#### TRECHO DA PÁGINA
1º DE ABRIL DE 2023: 59 ANOS DO GOLPE. DITADURA NUNCA MAIS!

O dia 1º de abril marca os 59 anos do golpe militar de 1964. Este instaurou no Brasil o Estado de Segurança Nacional - uma ditadura que durou 21 anos (1964-1985). A ela seguiram-se 33 anos de transição pactuada e sem ruptura (1985-2018), controlada pelos militares. Tudo isto acumulou forças para o golpe de 2016 e desembocou no governo Bolsonaro (2019-2022), entusiasta da ditadura, de torturadores e milicianos. Governo genocida que levou às máximas consequências o projeto consolidado pela ditadura militar: a modernização fascista do capitalismo. Esta foi viabilizada pelo mais exacerbado terrorismo de Estado, instrumento essencial do totalitarismo de mercado – o neoliberalismo em vigor.

A ditadura militar brasileira é a segunda mais longeva de todas as que se instalaram na América Latina nos anos 1950, 1960 e 1970 – a primeira é a do Paraguai (1954-1989). Todas elas se espelharam no Brasil para a construção dos respectivos aparatos repressivos. Atuaram em conjunto no continente na famigerada Operação Condor. No Brasil, as Forças Armadas articularam organicamente as polícias civis e militares, a comunidade de informações e grupos de extermínio (as atuais milícias) para trucidar opositores. O empresariado, os latifundiários e a imprensa corporativa participaram ativamente da repressão. Tortura, extermínio, desaparecimento forçado, assassinato da memória, censura, ódio mortal aos Direitos Humanos se tornaram políticas de Estado. 

Em todas as ditaduras latino-americanas houve forte protagonismo do imperialismo estadunidense. Como no Brasil, todas adotaram a Doutrina de Segurança Nacional, que preconiza o imperativo da eliminação dos inimigos internos, da guerra ideológica permanente contra o comunismo. São inimigos internos a classe trabalhadora, o movimento estudantil, as pessoas mobilizadas (organizadas ou não, armadas ou não) na luta contra o regime. São inimigos internos também as classes perigosas e torturáveis de sempre: a população pobre e periférica, as pessoas consideradas pela ditadura subversivas, marginais, supérfluas, diferentes. Todas e todos, afinal, que pudessem colocar em risco projeto burguês de desenvolvimento e segurança e a integridade do lema Deus, Pátria e Família.

#### OBJETIVO
Transcreva fielmente o trecho do texto sobre o golpe de 1964 que vai de "1º DE ABRIL DE" a "neoliberalismo em vigor.".

[Itens armazenados de uma coleção]
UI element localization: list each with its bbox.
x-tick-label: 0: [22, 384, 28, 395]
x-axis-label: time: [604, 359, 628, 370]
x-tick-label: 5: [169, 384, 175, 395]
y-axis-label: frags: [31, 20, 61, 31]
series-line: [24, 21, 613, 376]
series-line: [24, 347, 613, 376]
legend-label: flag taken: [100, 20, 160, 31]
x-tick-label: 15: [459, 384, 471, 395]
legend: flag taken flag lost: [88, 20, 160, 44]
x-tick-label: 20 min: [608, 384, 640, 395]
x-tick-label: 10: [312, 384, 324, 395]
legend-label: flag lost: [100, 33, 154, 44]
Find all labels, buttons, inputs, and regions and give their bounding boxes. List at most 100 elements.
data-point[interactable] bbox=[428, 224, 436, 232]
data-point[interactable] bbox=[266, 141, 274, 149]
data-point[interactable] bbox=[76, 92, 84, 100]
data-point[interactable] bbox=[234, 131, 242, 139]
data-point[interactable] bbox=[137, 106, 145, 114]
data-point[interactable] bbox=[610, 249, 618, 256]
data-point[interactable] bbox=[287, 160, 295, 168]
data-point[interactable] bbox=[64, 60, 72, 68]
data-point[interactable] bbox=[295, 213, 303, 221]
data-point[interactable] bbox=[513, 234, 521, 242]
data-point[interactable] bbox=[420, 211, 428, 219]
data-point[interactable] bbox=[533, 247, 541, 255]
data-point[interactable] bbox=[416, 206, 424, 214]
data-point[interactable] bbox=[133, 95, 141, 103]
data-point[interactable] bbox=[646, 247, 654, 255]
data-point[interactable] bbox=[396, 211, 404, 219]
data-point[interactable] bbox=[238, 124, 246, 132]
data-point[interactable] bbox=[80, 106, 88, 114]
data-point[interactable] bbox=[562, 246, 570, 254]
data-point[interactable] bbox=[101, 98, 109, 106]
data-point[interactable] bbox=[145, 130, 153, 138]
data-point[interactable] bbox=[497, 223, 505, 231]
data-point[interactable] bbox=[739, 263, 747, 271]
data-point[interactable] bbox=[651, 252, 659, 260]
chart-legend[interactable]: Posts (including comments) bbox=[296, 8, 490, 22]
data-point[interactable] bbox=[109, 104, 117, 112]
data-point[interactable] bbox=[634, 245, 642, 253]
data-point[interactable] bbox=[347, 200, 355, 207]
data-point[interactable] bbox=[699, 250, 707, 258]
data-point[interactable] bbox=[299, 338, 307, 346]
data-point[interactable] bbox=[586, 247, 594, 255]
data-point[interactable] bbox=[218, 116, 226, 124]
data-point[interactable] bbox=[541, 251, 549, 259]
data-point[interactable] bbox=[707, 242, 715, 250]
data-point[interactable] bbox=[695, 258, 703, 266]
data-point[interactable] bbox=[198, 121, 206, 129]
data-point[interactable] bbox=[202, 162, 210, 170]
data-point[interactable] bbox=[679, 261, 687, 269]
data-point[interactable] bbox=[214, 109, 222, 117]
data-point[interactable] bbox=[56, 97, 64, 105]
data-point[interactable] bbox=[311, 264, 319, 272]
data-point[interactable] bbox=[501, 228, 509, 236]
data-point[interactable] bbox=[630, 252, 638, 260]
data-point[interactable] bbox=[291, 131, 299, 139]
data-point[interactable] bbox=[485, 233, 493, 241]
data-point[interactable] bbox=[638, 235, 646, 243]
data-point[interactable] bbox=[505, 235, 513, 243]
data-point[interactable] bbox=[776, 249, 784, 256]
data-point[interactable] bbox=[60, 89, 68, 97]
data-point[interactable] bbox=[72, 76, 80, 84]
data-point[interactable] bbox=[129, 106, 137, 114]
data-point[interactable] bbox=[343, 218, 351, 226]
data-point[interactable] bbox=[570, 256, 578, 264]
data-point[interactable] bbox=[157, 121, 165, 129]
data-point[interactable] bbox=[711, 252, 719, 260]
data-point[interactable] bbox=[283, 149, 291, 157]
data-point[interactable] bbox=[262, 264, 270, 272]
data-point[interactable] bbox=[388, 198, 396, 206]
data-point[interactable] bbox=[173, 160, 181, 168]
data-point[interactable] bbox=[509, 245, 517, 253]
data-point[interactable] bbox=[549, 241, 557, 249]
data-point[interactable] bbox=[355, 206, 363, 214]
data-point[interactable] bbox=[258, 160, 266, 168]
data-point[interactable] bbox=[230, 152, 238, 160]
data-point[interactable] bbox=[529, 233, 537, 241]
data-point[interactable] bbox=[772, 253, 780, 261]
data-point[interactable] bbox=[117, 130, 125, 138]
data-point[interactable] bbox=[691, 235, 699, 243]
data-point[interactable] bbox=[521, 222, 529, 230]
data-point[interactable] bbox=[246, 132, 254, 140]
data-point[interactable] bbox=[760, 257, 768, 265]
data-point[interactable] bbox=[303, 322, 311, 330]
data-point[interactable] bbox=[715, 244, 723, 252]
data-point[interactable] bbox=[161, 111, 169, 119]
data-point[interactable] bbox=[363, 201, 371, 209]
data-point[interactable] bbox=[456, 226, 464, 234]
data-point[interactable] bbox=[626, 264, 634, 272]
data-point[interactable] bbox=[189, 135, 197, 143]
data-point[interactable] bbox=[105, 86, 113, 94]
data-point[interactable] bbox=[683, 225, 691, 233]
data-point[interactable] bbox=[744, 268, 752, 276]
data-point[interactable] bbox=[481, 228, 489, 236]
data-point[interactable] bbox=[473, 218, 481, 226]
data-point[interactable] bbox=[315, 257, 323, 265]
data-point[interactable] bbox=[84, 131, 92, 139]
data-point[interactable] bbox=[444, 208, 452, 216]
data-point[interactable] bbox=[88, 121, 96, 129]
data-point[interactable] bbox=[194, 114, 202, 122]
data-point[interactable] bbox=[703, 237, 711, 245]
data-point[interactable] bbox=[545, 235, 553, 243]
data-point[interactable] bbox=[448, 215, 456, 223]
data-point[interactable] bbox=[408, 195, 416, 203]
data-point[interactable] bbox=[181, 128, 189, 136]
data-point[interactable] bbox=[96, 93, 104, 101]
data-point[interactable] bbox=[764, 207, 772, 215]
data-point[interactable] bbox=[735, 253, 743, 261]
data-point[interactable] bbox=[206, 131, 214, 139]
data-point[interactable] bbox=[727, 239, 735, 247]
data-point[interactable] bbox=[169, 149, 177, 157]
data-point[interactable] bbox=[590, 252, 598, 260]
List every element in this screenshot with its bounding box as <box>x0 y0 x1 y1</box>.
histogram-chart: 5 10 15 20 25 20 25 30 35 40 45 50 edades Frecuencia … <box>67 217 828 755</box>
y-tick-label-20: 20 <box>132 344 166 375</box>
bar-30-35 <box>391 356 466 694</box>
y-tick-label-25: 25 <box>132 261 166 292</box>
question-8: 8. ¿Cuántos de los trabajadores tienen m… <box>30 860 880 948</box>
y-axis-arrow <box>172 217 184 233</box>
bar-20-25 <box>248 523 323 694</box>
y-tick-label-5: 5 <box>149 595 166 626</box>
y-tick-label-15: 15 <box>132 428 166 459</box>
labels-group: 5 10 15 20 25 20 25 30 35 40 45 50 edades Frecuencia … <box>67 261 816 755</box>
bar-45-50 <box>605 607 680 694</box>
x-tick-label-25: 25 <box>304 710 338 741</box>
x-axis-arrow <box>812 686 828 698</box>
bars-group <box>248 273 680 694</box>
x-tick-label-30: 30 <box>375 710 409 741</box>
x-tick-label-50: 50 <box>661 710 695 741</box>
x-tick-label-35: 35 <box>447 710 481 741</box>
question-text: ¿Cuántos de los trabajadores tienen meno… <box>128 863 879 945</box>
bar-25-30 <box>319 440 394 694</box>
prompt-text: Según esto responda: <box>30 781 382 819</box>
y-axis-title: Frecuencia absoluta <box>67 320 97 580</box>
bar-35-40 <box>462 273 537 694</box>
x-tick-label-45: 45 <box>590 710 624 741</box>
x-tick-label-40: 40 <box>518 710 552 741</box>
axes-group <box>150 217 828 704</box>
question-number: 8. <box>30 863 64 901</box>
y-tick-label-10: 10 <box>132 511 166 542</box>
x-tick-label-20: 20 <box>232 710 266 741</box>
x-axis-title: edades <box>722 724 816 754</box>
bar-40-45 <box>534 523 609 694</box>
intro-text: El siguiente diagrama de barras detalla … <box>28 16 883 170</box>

#### SOLUÇÃO DA TAREFA
1º DE ABRIL DE 2023: 59 ANOS DO GOLPE. DITADURA NUNCA MAIS!

O dia 1º de abril marca os 59 anos do golpe militar de 1964. Este instaurou no Brasil o Estado de Segurança Nacional - uma ditadura que durou 21 anos (1964-1985). A ela seguiram-se 33 anos de transição pactuada e sem ruptura (1985-2018), controlada pelos militares. Tudo isto acumulou forças para o golpe de 2016 e desembocou no governo Bolsonaro (2019-2022), entusiasta da ditadura, de torturadores e milicianos. Governo genocida que levou às máximas consequências o projeto consolidado pela ditadura militar: a modernização fascista do capitalismo. Esta foi viabilizada pelo mais exacerbado terrorismo de Estado, instrumento essencial do totalitarismo de mercado – o neoliberalismo em vigor.